Excerpted records ::
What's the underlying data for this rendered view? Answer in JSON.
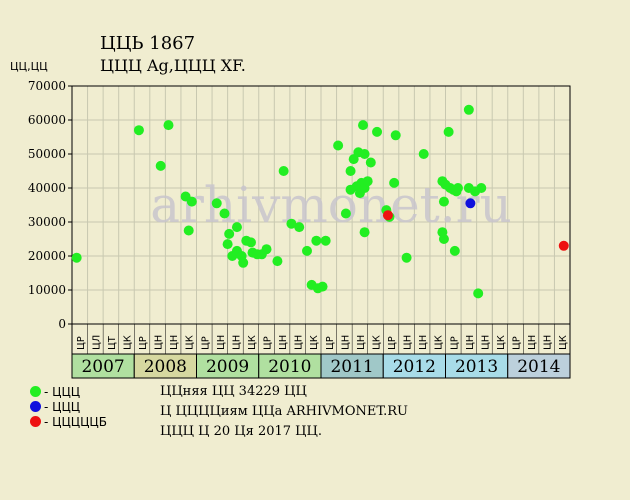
{
  "header": {
    "title": "ЦЦЬ 1867",
    "subtitle": "ЦЦЦ Ag,ЦЦЦ XF.",
    "y_unit": "ЦЦ,ЦЦ"
  },
  "watermark": "arhivmonet.ru",
  "legend": [
    {
      "label": "- ЦЦЦ",
      "color": "#22ee22"
    },
    {
      "label": "- ЦЦЦ",
      "color": "#1010dd"
    },
    {
      "label": "- ЦЦЦЦЦБ",
      "color": "#ee1111"
    }
  ],
  "footer": {
    "line1": "ЦЦняя ЦЦ 34229 ЦЦ",
    "line2": "Ц ЦЦЦЦиям ЦЦа ARHIVMONET.RU",
    "line3": "ЦЦЦ Ц 20 Ця 2017 ЦЦ."
  },
  "chart_data": {
    "type": "scatter",
    "ylim": [
      0,
      70000
    ],
    "yticks": [
      0,
      10000,
      20000,
      30000,
      40000,
      50000,
      60000,
      70000
    ],
    "grid": true,
    "x_slot_labels": [
      "ЦР",
      "ЦЛ",
      "ЦТ",
      "ЦК",
      "ЦР",
      "ЦН",
      "ЦН",
      "ЦК",
      "ЦР",
      "ЦН",
      "ЦН",
      "ЦК",
      "ЦР",
      "ЦН",
      "ЦН",
      "ЦК",
      "ЦР",
      "ЦН",
      "ЦН",
      "ЦК",
      "ЦР",
      "ЦН",
      "ЦН",
      "ЦК",
      "ЦР",
      "ЦН",
      "ЦН",
      "ЦК",
      "ЦР",
      "ЦН",
      "ЦН",
      "ЦК"
    ],
    "years": [
      {
        "label": "2007",
        "color": "#b0e0a0"
      },
      {
        "label": "2008",
        "color": "#d6d8a0"
      },
      {
        "label": "2009",
        "color": "#b0e0a0"
      },
      {
        "label": "2010",
        "color": "#b0e0a0"
      },
      {
        "label": "2011",
        "color": "#a0c8c8"
      },
      {
        "label": "2012",
        "color": "#a8dce8"
      },
      {
        "label": "2013",
        "color": "#a8dce8"
      },
      {
        "label": "2014",
        "color": "#bcd0dc"
      }
    ],
    "x_range": [
      0,
      32
    ],
    "series": [
      {
        "color": "#22ee22",
        "points": [
          [
            0.3,
            19500
          ],
          [
            4.3,
            57000
          ],
          [
            5.7,
            46500
          ],
          [
            6.2,
            58500
          ],
          [
            7.3,
            37500
          ],
          [
            7.5,
            27500
          ],
          [
            7.7,
            36000
          ],
          [
            9.3,
            35500
          ],
          [
            9.8,
            32500
          ],
          [
            10.0,
            23500
          ],
          [
            10.1,
            26500
          ],
          [
            10.3,
            20000
          ],
          [
            10.6,
            28500
          ],
          [
            10.6,
            21500
          ],
          [
            10.9,
            20000
          ],
          [
            11.0,
            18000
          ],
          [
            11.2,
            24500
          ],
          [
            11.5,
            24000
          ],
          [
            11.6,
            21000
          ],
          [
            11.9,
            20500
          ],
          [
            12.2,
            20500
          ],
          [
            12.5,
            22000
          ],
          [
            13.2,
            18500
          ],
          [
            13.6,
            45000
          ],
          [
            14.1,
            29500
          ],
          [
            14.6,
            28500
          ],
          [
            15.1,
            21500
          ],
          [
            15.4,
            11500
          ],
          [
            15.7,
            24500
          ],
          [
            15.8,
            10500
          ],
          [
            16.1,
            11000
          ],
          [
            16.3,
            24500
          ],
          [
            17.1,
            52500
          ],
          [
            17.6,
            32500
          ],
          [
            17.9,
            45000
          ],
          [
            17.9,
            39500
          ],
          [
            18.1,
            48500
          ],
          [
            18.3,
            40500
          ],
          [
            18.4,
            50500
          ],
          [
            18.5,
            38500
          ],
          [
            18.6,
            41500
          ],
          [
            18.7,
            58500
          ],
          [
            18.8,
            50000
          ],
          [
            18.8,
            40000
          ],
          [
            18.8,
            27000
          ],
          [
            19.0,
            42000
          ],
          [
            19.2,
            47500
          ],
          [
            19.6,
            56500
          ],
          [
            20.2,
            33500
          ],
          [
            20.4,
            31500
          ],
          [
            20.7,
            41500
          ],
          [
            20.8,
            55500
          ],
          [
            21.5,
            19500
          ],
          [
            22.6,
            50000
          ],
          [
            23.8,
            42000
          ],
          [
            23.8,
            27000
          ],
          [
            23.9,
            25000
          ],
          [
            23.9,
            36000
          ],
          [
            24.0,
            41000
          ],
          [
            24.2,
            56500
          ],
          [
            24.3,
            40000
          ],
          [
            24.5,
            39500
          ],
          [
            24.6,
            21500
          ],
          [
            24.7,
            39000
          ],
          [
            24.8,
            40000
          ],
          [
            25.5,
            63000
          ],
          [
            25.5,
            40000
          ],
          [
            25.9,
            39000
          ],
          [
            26.1,
            9000
          ],
          [
            26.3,
            40000
          ]
        ]
      },
      {
        "color": "#1010dd",
        "points": [
          [
            25.6,
            35500
          ]
        ]
      },
      {
        "color": "#ee1111",
        "points": [
          [
            20.3,
            32000
          ],
          [
            31.6,
            23000
          ]
        ]
      }
    ]
  }
}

What the exercise asks ::
Repeat every record precisely. Any picture among them stays out of the copy.

Solution ::
What's the underlying data for this rendered view? Answer in JSON.
{
  "header": {
    "title": "ЦЦЬ 1867",
    "subtitle": "ЦЦЦ Ag,ЦЦЦ XF.",
    "y_unit": "ЦЦ,ЦЦ"
  },
  "watermark": "arhivmonet.ru",
  "legend": [
    {
      "label": "- ЦЦЦ",
      "color": "#22ee22"
    },
    {
      "label": "- ЦЦЦ",
      "color": "#1010dd"
    },
    {
      "label": "- ЦЦЦЦЦБ",
      "color": "#ee1111"
    }
  ],
  "footer": {
    "line1": "ЦЦняя ЦЦ 34229 ЦЦ",
    "line2": "Ц ЦЦЦЦиям ЦЦа ARHIVMONET.RU",
    "line3": "ЦЦЦ Ц 20 Ця 2017 ЦЦ."
  },
  "chart_data": {
    "type": "scatter",
    "ylim": [
      0,
      70000
    ],
    "yticks": [
      0,
      10000,
      20000,
      30000,
      40000,
      50000,
      60000,
      70000
    ],
    "grid": true,
    "x_slot_labels": [
      "ЦР",
      "ЦЛ",
      "ЦТ",
      "ЦК",
      "ЦР",
      "ЦН",
      "ЦН",
      "ЦК",
      "ЦР",
      "ЦН",
      "ЦН",
      "ЦК",
      "ЦР",
      "ЦН",
      "ЦН",
      "ЦК",
      "ЦР",
      "ЦН",
      "ЦН",
      "ЦК",
      "ЦР",
      "ЦН",
      "ЦН",
      "ЦК",
      "ЦР",
      "ЦН",
      "ЦН",
      "ЦК",
      "ЦР",
      "ЦН",
      "ЦН",
      "ЦК"
    ],
    "years": [
      {
        "label": "2007",
        "color": "#b0e0a0"
      },
      {
        "label": "2008",
        "color": "#d6d8a0"
      },
      {
        "label": "2009",
        "color": "#b0e0a0"
      },
      {
        "label": "2010",
        "color": "#b0e0a0"
      },
      {
        "label": "2011",
        "color": "#a0c8c8"
      },
      {
        "label": "2012",
        "color": "#a8dce8"
      },
      {
        "label": "2013",
        "color": "#a8dce8"
      },
      {
        "label": "2014",
        "color": "#bcd0dc"
      }
    ],
    "x_range": [
      0,
      32
    ],
    "series": [
      {
        "color": "#22ee22",
        "points": [
          [
            0.3,
            19500
          ],
          [
            4.3,
            57000
          ],
          [
            5.7,
            46500
          ],
          [
            6.2,
            58500
          ],
          [
            7.3,
            37500
          ],
          [
            7.5,
            27500
          ],
          [
            7.7,
            36000
          ],
          [
            9.3,
            35500
          ],
          [
            9.8,
            32500
          ],
          [
            10.0,
            23500
          ],
          [
            10.1,
            26500
          ],
          [
            10.3,
            20000
          ],
          [
            10.6,
            28500
          ],
          [
            10.6,
            21500
          ],
          [
            10.9,
            20000
          ],
          [
            11.0,
            18000
          ],
          [
            11.2,
            24500
          ],
          [
            11.5,
            24000
          ],
          [
            11.6,
            21000
          ],
          [
            11.9,
            20500
          ],
          [
            12.2,
            20500
          ],
          [
            12.5,
            22000
          ],
          [
            13.2,
            18500
          ],
          [
            13.6,
            45000
          ],
          [
            14.1,
            29500
          ],
          [
            14.6,
            28500
          ],
          [
            15.1,
            21500
          ],
          [
            15.4,
            11500
          ],
          [
            15.7,
            24500
          ],
          [
            15.8,
            10500
          ],
          [
            16.1,
            11000
          ],
          [
            16.3,
            24500
          ],
          [
            17.1,
            52500
          ],
          [
            17.6,
            32500
          ],
          [
            17.9,
            45000
          ],
          [
            17.9,
            39500
          ],
          [
            18.1,
            48500
          ],
          [
            18.3,
            40500
          ],
          [
            18.4,
            50500
          ],
          [
            18.5,
            38500
          ],
          [
            18.6,
            41500
          ],
          [
            18.7,
            58500
          ],
          [
            18.8,
            50000
          ],
          [
            18.8,
            40000
          ],
          [
            18.8,
            27000
          ],
          [
            19.0,
            42000
          ],
          [
            19.2,
            47500
          ],
          [
            19.6,
            56500
          ],
          [
            20.2,
            33500
          ],
          [
            20.4,
            31500
          ],
          [
            20.7,
            41500
          ],
          [
            20.8,
            55500
          ],
          [
            21.5,
            19500
          ],
          [
            22.6,
            50000
          ],
          [
            23.8,
            42000
          ],
          [
            23.8,
            27000
          ],
          [
            23.9,
            25000
          ],
          [
            23.9,
            36000
          ],
          [
            24.0,
            41000
          ],
          [
            24.2,
            56500
          ],
          [
            24.3,
            40000
          ],
          [
            24.5,
            39500
          ],
          [
            24.6,
            21500
          ],
          [
            24.7,
            39000
          ],
          [
            24.8,
            40000
          ],
          [
            25.5,
            63000
          ],
          [
            25.5,
            40000
          ],
          [
            25.9,
            39000
          ],
          [
            26.1,
            9000
          ],
          [
            26.3,
            40000
          ]
        ]
      },
      {
        "color": "#1010dd",
        "points": [
          [
            25.6,
            35500
          ]
        ]
      },
      {
        "color": "#ee1111",
        "points": [
          [
            20.3,
            32000
          ],
          [
            31.6,
            23000
          ]
        ]
      }
    ]
  }
}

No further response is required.